● WRITTEN EXERCISE: Output every entry exactly, from the first line to the last.

● PROVIDED MATERIAL:
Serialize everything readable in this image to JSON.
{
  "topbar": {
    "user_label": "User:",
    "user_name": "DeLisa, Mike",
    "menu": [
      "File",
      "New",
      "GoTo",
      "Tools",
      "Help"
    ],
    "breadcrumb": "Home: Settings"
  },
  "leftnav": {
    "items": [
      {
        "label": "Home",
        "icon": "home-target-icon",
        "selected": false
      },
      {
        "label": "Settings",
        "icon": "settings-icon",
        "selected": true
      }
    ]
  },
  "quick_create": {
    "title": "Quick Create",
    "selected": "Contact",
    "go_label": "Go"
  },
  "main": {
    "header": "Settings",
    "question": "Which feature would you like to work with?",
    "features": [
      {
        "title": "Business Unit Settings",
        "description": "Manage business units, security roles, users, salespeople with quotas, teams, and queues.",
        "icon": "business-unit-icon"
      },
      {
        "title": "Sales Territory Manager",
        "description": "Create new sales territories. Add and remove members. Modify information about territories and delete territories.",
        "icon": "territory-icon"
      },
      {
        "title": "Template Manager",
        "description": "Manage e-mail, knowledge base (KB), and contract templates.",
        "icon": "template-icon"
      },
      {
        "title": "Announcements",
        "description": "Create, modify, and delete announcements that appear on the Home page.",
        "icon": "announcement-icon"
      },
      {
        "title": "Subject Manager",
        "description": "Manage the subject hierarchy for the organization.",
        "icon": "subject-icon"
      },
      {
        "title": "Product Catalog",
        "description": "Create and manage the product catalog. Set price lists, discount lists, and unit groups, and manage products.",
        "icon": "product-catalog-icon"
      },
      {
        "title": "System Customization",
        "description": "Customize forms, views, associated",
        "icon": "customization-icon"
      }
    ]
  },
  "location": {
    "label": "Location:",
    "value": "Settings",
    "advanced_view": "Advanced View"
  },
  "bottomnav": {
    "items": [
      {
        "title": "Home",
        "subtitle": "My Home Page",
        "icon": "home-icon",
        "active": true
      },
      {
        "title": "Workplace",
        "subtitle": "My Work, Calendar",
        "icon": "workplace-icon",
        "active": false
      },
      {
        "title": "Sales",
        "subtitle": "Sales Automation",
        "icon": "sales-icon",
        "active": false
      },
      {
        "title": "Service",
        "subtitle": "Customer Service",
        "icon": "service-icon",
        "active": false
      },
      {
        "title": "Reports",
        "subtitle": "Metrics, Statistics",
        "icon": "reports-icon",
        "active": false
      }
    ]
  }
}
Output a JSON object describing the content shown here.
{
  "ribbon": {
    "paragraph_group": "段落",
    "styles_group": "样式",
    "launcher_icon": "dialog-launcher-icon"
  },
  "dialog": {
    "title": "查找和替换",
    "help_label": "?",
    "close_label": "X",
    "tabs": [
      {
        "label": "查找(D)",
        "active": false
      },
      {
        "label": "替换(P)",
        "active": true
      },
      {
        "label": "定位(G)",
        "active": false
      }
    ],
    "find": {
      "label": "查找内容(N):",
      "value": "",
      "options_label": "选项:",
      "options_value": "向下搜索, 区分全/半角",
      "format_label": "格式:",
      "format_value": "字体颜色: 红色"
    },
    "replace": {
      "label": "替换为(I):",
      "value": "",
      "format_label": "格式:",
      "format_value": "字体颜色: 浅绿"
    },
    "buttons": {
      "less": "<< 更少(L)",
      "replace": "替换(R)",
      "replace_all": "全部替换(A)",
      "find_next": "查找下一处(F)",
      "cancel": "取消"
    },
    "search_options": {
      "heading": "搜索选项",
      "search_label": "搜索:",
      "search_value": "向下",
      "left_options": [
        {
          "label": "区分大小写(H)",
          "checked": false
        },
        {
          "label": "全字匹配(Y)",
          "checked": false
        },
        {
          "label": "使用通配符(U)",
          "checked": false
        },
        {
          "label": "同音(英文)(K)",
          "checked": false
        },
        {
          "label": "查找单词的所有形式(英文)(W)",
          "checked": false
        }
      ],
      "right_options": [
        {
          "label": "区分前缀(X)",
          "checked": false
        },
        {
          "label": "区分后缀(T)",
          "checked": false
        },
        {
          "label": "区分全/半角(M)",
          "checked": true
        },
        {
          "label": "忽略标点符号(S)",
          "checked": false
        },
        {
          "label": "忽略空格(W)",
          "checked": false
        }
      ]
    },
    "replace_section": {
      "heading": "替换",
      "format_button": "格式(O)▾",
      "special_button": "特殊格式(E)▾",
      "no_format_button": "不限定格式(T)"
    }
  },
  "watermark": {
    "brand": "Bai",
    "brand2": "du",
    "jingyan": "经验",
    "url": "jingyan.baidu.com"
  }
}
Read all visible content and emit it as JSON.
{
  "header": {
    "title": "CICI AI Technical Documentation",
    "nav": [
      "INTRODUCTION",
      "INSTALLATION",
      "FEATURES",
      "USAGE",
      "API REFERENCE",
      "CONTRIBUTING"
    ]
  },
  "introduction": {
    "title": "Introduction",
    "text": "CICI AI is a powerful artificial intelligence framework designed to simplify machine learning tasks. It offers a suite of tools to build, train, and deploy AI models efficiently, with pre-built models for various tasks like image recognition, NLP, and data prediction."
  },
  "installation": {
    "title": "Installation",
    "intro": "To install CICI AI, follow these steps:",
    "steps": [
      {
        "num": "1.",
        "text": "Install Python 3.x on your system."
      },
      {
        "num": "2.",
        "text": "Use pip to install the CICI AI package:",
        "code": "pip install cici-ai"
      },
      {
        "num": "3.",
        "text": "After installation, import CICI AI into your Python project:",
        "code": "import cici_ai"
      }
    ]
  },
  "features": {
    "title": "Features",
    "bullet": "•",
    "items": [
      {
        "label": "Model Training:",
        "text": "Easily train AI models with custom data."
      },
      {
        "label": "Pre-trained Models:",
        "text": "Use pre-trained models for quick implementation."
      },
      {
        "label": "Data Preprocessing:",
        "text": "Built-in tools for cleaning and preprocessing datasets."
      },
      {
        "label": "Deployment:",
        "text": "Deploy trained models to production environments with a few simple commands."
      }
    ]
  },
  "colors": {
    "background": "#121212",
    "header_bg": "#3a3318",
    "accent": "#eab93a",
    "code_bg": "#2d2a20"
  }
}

● RIGHT ANSWER:
Serialize everything readable in this image to JSON.
{
  "topbar": {
    "user_label": "User:",
    "user_name": "DeLisa, Mike",
    "menu": [
      "File",
      "New",
      "GoTo",
      "Tools",
      "Help"
    ],
    "breadcrumb": "Home: Settings"
  },
  "leftnav": {
    "items": [
      {
        "label": "Home",
        "icon": "home-target-icon",
        "selected": false
      },
      {
        "label": "Settings",
        "icon": "settings-icon",
        "selected": true
      }
    ]
  },
  "quick_create": {
    "title": "Quick Create",
    "selected": "Contact",
    "go_label": "Go"
  },
  "main": {
    "header": "Settings",
    "question": "Which feature would you like to work with?",
    "features": [
      {
        "title": "Business Unit Settings",
        "description": "Manage business units, security roles, users, salespeople with quotas, teams, and queues.",
        "icon": "business-unit-icon"
      },
      {
        "title": "Sales Territory Manager",
        "description": "Create new sales territories. Add and remove members. Modify information about territories and delete territories.",
        "icon": "territory-icon"
      },
      {
        "title": "Template Manager",
        "description": "Manage e-mail, knowledge base (KB), and contract templates.",
        "icon": "template-icon"
      },
      {
        "title": "Announcements",
        "description": "Create, modify, and delete announcements that appear on the Home page.",
        "icon": "announcement-icon"
      },
      {
        "title": "Subject Manager",
        "description": "Manage the subject hierarchy for the organization.",
        "icon": "subject-icon"
      },
      {
        "title": "Product Catalog",
        "description": "Create and manage the product catalog. Set price lists, discount lists, and unit groups, and manage products.",
        "icon": "product-catalog-icon"
      },
      {
        "title": "System Customization",
        "description": "Customize forms, views, associated",
        "icon": "customization-icon"
      }
    ]
  },
  "location": {
    "label": "Location:",
    "value": "Settings",
    "advanced_view": "Advanced View"
  },
  "bottomnav": {
    "items": [
      {
        "title": "Home",
        "subtitle": "My Home Page",
        "icon": "home-icon",
        "active": true
      },
      {
        "title": "Workplace",
        "subtitle": "My Work, Calendar",
        "icon": "workplace-icon",
        "active": false
      },
      {
        "title": "Sales",
        "subtitle": "Sales Automation",
        "icon": "sales-icon",
        "active": false
      },
      {
        "title": "Service",
        "subtitle": "Customer Service",
        "icon": "service-icon",
        "active": false
      },
      {
        "title": "Reports",
        "subtitle": "Metrics, Statistics",
        "icon": "reports-icon",
        "active": false
      }
    ]
  }
}
Output a JSON object describing the content shown here.
{
  "ribbon": {
    "paragraph_group": "段落",
    "styles_group": "样式",
    "launcher_icon": "dialog-launcher-icon"
  },
  "dialog": {
    "title": "查找和替换",
    "help_label": "?",
    "close_label": "X",
    "tabs": [
      {
        "label": "查找(D)",
        "active": false
      },
      {
        "label": "替换(P)",
        "active": true
      },
      {
        "label": "定位(G)",
        "active": false
      }
    ],
    "find": {
      "label": "查找内容(N):",
      "value": "",
      "options_label": "选项:",
      "options_value": "向下搜索, 区分全/半角",
      "format_label": "格式:",
      "format_value": "字体颜色: 红色"
    },
    "replace": {
      "label": "替换为(I):",
      "value": "",
      "format_label": "格式:",
      "format_value": "字体颜色: 浅绿"
    },
    "buttons": {
      "less": "<< 更少(L)",
      "replace": "替换(R)",
      "replace_all": "全部替换(A)",
      "find_next": "查找下一处(F)",
      "cancel": "取消"
    },
    "search_options": {
      "heading": "搜索选项",
      "search_label": "搜索:",
      "search_value": "向下",
      "left_options": [
        {
          "label": "区分大小写(H)",
          "checked": false
        },
        {
          "label": "全字匹配(Y)",
          "checked": false
        },
        {
          "label": "使用通配符(U)",
          "checked": false
        },
        {
          "label": "同音(英文)(K)",
          "checked": false
        },
        {
          "label": "查找单词的所有形式(英文)(W)",
          "checked": false
        }
      ],
      "right_options": [
        {
          "label": "区分前缀(X)",
          "checked": false
        },
        {
          "label": "区分后缀(T)",
          "checked": false
        },
        {
          "label": "区分全/半角(M)",
          "checked": true
        },
        {
          "label": "忽略标点符号(S)",
          "checked": false
        },
        {
          "label": "忽略空格(W)",
          "checked": false
        }
      ]
    },
    "replace_section": {
      "heading": "替换",
      "format_button": "格式(O)▾",
      "special_button": "特殊格式(E)▾",
      "no_format_button": "不限定格式(T)"
    }
  },
  "watermark": {
    "brand": "Bai",
    "brand2": "du",
    "jingyan": "经验",
    "url": "jingyan.baidu.com"
  }
}
Read all visible content and emit it as JSON.
{
  "header": {
    "title": "CICI AI Technical Documentation",
    "nav": [
      "INTRODUCTION",
      "INSTALLATION",
      "FEATURES",
      "USAGE",
      "API REFERENCE",
      "CONTRIBUTING"
    ]
  },
  "introduction": {
    "title": "Introduction",
    "text": "CICI AI is a powerful artificial intelligence framework designed to simplify machine learning tasks. It offers a suite of tools to build, train, and deploy AI models efficiently, with pre-built models for various tasks like image recognition, NLP, and data prediction."
  },
  "installation": {
    "title": "Installation",
    "intro": "To install CICI AI, follow these steps:",
    "steps": [
      {
        "num": "1.",
        "text": "Install Python 3.x on your system."
      },
      {
        "num": "2.",
        "text": "Use pip to install the CICI AI package:",
        "code": "pip install cici-ai"
      },
      {
        "num": "3.",
        "text": "After installation, import CICI AI into your Python project:",
        "code": "import cici_ai"
      }
    ]
  },
  "features": {
    "title": "Features",
    "bullet": "•",
    "items": [
      {
        "label": "Model Training:",
        "text": "Easily train AI models with custom data."
      },
      {
        "label": "Pre-trained Models:",
        "text": "Use pre-trained models for quick implementation."
      },
      {
        "label": "Data Preprocessing:",
        "text": "Built-in tools for cleaning and preprocessing datasets."
      },
      {
        "label": "Deployment:",
        "text": "Deploy trained models to production environments with a few simple commands."
      }
    ]
  },
  "colors": {
    "background": "#121212",
    "header_bg": "#3a3318",
    "accent": "#eab93a",
    "code_bg": "#2d2a20"
  }
}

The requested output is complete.